** Begin **
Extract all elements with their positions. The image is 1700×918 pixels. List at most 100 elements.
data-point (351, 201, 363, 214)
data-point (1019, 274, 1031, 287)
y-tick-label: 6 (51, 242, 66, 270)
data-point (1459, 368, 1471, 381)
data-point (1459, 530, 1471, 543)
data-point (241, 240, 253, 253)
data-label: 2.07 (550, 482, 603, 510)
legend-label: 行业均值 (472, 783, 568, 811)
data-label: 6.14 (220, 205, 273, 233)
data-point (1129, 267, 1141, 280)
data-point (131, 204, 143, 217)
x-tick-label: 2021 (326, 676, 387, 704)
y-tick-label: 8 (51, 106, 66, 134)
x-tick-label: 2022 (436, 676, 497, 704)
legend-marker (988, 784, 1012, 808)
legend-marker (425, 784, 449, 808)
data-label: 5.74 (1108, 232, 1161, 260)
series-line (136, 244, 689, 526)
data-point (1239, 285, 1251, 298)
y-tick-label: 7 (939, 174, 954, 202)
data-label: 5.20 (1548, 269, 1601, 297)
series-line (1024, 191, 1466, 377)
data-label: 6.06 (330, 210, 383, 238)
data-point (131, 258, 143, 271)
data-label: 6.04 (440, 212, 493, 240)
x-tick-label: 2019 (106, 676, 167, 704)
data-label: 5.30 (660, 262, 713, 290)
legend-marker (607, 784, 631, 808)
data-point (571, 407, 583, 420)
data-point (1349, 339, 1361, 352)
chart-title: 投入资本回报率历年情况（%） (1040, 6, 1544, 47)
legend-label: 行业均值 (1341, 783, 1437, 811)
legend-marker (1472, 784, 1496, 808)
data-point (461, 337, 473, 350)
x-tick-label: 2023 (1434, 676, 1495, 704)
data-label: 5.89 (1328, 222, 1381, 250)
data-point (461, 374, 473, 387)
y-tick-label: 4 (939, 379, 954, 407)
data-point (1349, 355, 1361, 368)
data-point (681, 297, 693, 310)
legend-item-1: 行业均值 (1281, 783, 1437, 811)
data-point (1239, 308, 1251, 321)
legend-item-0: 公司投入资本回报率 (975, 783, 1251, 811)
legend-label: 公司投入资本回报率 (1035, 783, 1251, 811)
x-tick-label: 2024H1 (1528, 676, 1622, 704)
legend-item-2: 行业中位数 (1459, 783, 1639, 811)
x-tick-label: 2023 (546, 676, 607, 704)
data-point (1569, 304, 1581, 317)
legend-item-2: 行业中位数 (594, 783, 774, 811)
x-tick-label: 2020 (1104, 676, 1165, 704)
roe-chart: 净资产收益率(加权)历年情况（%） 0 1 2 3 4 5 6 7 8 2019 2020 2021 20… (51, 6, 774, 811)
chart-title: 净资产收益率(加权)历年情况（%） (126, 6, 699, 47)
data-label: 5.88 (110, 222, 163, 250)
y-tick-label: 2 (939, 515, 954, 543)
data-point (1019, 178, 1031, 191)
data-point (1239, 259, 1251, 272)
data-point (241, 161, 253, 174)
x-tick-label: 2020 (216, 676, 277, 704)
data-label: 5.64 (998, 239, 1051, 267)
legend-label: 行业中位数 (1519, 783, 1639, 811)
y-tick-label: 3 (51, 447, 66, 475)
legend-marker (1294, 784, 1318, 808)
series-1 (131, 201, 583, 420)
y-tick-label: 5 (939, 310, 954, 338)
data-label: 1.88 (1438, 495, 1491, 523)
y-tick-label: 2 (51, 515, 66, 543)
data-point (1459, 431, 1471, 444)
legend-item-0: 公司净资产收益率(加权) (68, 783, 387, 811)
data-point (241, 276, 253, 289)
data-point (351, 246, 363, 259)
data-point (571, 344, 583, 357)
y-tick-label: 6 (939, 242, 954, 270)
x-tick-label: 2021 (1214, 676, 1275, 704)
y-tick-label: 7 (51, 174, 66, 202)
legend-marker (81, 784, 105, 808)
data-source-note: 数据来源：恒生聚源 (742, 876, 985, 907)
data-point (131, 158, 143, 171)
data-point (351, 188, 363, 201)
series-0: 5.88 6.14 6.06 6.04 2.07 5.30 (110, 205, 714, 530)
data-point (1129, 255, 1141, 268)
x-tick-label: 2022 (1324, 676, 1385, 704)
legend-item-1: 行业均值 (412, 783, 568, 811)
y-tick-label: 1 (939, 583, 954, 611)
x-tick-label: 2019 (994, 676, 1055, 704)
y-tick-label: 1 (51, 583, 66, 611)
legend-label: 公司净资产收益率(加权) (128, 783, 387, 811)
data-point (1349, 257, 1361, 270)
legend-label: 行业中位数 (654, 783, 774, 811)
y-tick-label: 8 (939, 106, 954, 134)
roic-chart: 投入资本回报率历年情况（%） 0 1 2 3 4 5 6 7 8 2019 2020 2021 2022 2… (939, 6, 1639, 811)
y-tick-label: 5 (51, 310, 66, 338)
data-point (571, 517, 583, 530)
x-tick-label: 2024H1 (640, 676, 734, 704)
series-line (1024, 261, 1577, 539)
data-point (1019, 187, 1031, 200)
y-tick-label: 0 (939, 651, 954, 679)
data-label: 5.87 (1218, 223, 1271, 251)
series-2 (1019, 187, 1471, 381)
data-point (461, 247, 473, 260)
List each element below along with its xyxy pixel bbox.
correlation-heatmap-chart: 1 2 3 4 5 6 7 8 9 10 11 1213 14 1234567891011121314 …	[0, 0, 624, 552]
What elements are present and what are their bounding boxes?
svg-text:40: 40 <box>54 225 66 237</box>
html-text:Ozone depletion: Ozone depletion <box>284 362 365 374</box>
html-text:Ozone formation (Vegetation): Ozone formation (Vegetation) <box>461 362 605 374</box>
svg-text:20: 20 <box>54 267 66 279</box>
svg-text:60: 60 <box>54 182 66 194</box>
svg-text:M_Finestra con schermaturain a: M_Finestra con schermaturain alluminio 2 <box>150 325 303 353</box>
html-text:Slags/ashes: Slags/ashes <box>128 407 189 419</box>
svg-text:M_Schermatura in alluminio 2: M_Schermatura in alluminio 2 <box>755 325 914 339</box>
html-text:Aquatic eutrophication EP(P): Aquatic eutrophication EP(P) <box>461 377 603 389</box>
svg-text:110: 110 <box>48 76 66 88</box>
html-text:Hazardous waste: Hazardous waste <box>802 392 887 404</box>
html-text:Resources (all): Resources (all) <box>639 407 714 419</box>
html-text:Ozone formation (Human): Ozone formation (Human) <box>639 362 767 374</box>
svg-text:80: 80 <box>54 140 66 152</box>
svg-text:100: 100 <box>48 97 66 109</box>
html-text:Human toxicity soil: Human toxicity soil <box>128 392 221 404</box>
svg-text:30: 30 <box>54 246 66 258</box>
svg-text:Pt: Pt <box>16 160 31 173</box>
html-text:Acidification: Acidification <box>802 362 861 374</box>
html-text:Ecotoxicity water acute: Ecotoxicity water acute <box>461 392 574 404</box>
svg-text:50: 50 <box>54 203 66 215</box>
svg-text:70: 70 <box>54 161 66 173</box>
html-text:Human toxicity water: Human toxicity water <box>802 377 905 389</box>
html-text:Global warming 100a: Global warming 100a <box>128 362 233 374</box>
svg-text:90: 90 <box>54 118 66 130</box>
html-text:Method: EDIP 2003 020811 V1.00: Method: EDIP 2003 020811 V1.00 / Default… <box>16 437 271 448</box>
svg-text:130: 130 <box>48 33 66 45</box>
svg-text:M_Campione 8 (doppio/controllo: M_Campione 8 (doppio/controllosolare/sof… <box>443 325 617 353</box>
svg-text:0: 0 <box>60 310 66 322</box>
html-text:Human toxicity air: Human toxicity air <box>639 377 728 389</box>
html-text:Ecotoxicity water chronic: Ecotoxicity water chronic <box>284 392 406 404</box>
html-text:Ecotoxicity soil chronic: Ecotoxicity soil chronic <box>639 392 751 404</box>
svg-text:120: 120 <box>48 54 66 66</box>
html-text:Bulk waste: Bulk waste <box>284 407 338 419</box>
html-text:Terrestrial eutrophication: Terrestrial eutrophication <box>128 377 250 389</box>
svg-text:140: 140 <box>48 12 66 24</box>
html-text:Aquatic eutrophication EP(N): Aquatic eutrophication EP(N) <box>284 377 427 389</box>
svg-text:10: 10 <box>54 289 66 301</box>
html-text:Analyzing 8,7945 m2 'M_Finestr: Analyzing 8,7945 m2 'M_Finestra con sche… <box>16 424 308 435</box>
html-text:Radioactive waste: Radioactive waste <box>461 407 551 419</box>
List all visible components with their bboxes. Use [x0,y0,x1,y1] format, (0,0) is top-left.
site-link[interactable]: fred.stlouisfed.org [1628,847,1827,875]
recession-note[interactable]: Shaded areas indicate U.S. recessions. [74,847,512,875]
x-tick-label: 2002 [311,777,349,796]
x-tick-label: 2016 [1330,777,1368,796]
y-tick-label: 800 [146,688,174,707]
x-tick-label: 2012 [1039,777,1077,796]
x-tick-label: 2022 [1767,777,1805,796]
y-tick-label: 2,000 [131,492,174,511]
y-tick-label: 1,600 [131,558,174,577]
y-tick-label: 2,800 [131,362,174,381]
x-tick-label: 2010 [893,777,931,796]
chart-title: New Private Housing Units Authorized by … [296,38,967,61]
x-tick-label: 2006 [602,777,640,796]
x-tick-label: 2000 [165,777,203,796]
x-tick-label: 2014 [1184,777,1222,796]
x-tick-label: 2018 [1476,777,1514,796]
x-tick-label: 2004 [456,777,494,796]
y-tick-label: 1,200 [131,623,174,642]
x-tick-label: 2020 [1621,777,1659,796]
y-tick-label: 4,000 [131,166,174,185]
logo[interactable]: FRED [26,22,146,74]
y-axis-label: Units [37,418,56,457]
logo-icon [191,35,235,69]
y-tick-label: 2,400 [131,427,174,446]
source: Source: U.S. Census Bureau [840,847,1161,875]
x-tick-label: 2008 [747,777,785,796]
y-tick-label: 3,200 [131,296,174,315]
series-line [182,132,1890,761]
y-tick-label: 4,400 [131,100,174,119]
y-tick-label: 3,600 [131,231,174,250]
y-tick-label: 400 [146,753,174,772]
** End **
▶ **What is expected**
Copy the listing verbatim from its first line through the line holding "chart-title: 投入资本回报率历年情况（%） (1040, 6, 1544, 47)", including both of those lines.

▶ **Response**
Extract all elements with their positions. The image is 1700×918 pixels. List at most 100 elements.
data-point (351, 201, 363, 214)
data-point (1019, 274, 1031, 287)
y-tick-label: 6 (51, 242, 66, 270)
data-point (1459, 368, 1471, 381)
data-point (1459, 530, 1471, 543)
data-point (241, 240, 253, 253)
data-label: 2.07 (550, 482, 603, 510)
legend-label: 行业均值 (472, 783, 568, 811)
data-label: 6.14 (220, 205, 273, 233)
data-point (1129, 267, 1141, 280)
data-point (131, 204, 143, 217)
x-tick-label: 2021 (326, 676, 387, 704)
y-tick-label: 8 (51, 106, 66, 134)
x-tick-label: 2022 (436, 676, 497, 704)
legend-marker (988, 784, 1012, 808)
legend-marker (425, 784, 449, 808)
data-label: 5.74 (1108, 232, 1161, 260)
series-line (136, 244, 689, 526)
data-point (1239, 285, 1251, 298)
y-tick-label: 7 (939, 174, 954, 202)
data-label: 5.20 (1548, 269, 1601, 297)
series-line (1024, 191, 1466, 377)
data-label: 6.06 (330, 210, 383, 238)
data-point (131, 258, 143, 271)
data-label: 6.04 (440, 212, 493, 240)
x-tick-label: 2019 (106, 676, 167, 704)
data-label: 5.30 (660, 262, 713, 290)
legend-marker (607, 784, 631, 808)
data-point (571, 407, 583, 420)
data-point (1349, 339, 1361, 352)
chart-title: 投入资本回报率历年情况（%） (1040, 6, 1544, 47)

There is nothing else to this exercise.